* [YOUR GOAL]: Copy every line that contains the string "this" from the entries below.

## START PROVIDED INFORMATION

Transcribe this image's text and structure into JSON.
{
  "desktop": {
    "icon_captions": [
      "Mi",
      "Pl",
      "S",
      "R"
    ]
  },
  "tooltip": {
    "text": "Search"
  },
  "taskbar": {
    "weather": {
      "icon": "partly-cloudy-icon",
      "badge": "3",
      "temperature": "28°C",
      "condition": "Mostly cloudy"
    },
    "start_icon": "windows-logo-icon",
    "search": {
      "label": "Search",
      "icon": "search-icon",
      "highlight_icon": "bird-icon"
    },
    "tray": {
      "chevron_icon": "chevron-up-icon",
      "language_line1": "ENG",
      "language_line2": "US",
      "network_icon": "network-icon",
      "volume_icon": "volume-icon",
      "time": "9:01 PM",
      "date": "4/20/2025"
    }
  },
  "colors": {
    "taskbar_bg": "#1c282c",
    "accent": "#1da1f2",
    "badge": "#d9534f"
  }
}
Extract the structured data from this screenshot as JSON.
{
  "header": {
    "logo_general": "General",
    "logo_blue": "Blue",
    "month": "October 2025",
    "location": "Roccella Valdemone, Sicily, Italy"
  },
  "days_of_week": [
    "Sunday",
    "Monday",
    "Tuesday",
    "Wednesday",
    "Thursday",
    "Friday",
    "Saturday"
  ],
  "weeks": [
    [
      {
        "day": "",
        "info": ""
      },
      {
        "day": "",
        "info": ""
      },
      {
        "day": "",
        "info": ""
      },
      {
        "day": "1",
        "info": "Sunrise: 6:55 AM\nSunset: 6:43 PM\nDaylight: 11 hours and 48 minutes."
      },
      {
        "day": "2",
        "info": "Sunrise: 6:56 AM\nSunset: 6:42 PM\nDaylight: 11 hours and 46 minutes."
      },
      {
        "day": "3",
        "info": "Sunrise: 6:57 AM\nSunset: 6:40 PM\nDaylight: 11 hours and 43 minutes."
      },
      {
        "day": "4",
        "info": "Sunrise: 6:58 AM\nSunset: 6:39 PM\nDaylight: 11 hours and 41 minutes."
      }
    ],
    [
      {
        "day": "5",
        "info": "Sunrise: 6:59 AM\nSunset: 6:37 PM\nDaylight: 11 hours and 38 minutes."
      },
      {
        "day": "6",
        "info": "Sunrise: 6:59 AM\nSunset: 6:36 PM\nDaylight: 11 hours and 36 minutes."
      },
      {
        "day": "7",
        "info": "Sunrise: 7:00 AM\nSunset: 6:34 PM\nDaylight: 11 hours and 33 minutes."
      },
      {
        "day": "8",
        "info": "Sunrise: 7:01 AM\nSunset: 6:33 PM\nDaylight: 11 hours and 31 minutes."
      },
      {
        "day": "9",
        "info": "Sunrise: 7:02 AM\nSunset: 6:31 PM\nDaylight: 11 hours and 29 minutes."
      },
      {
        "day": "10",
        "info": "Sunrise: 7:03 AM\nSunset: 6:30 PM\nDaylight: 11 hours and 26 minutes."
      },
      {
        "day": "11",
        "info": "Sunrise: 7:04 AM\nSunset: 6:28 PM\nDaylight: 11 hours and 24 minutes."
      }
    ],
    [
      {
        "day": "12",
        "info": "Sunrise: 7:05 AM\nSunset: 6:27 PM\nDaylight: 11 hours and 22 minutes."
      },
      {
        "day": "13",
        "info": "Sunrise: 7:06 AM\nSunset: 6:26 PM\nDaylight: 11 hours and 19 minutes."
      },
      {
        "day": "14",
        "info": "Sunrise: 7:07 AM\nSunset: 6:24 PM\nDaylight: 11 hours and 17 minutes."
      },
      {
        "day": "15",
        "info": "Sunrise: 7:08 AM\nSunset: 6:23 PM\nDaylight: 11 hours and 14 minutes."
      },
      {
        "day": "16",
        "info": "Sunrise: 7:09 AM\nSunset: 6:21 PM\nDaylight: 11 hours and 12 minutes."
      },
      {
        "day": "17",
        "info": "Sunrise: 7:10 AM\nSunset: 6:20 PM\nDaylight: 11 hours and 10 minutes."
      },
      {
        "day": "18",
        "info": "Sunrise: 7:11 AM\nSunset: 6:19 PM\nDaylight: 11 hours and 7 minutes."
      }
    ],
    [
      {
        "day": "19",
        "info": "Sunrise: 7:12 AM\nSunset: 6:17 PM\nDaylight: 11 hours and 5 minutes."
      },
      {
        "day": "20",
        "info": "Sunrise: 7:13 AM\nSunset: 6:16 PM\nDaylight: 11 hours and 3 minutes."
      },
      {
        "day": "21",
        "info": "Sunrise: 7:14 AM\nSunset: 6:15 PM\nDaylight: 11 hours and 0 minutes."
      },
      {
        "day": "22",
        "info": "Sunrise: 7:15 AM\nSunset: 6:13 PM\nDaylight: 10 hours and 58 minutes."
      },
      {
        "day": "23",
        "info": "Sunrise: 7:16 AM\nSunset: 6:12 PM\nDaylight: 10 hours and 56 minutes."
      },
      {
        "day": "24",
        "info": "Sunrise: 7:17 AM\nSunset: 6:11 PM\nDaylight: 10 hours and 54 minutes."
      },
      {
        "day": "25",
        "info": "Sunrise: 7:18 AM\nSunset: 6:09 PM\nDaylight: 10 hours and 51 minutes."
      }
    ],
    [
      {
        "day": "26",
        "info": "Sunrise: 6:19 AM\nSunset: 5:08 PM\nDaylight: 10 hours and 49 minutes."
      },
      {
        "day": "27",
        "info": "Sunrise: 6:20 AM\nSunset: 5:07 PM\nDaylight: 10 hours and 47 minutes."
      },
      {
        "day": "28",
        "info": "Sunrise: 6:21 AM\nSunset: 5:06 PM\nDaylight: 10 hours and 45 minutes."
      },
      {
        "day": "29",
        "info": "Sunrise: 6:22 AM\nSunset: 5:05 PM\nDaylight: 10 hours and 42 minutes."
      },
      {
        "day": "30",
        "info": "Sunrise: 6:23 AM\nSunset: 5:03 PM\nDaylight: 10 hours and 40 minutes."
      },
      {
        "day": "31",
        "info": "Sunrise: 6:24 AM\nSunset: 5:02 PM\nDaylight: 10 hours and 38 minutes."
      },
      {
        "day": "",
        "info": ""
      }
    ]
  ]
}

## END PROVIDED INFORMATION

* [TASK RESULT]:
Transcribe this image's text and structure into JSON.
Extract the structured data from this screenshot as JSON.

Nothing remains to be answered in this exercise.